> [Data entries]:
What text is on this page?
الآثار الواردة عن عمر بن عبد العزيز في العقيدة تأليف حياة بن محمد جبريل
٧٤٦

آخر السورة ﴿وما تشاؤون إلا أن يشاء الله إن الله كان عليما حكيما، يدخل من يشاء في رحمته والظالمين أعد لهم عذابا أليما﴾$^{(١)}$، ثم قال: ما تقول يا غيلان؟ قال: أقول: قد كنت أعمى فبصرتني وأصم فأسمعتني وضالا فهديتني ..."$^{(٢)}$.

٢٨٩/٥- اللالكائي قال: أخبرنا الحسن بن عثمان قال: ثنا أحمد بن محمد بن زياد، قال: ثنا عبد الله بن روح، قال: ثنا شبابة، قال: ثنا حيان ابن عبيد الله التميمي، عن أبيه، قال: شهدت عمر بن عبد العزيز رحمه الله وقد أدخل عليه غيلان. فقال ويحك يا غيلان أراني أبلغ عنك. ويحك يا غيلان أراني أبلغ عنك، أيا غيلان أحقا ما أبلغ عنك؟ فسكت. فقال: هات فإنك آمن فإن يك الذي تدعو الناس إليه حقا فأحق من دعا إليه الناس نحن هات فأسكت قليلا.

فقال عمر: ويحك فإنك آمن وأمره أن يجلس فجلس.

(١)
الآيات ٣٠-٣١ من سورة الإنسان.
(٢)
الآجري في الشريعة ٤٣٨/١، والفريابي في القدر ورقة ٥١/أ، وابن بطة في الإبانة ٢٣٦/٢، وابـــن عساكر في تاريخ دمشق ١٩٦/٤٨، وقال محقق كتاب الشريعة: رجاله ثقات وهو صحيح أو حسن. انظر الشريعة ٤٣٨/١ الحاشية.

> [STATED PROBLEM]: Extract all lines that hold the word "العزيز".

> [RESULT OF THE EXERCISE]:
الآثار الواردة عن عمر بن عبد العزيز في العقيدة تأليف حياة بن محمد جبريل
٢٨٩/٥- اللالكائي قال: أخبرنا الحسن بن عثمان قال: ثنا أحمد بن محمد بن زياد، قال: ثنا عبد الله بن روح، قال: ثنا شبابة، قال: ثنا حيان ابن عبيد الله التميمي، عن أبيه، قال: شهدت عمر بن عبد العزيز رحمه الله وقد أدخل عليه غيلان. فقال ويحك يا غيلان أراني أبلغ عنك. ويحك يا غيلان أراني أبلغ عنك، أيا غيلان أحقا ما أبلغ عنك؟ فسكت. فقال: هات فإنك آمن فإن يك الذي تدعو الناس إليه حقا فأحق من دعا إليه الناس نحن هات فأسكت قليلا.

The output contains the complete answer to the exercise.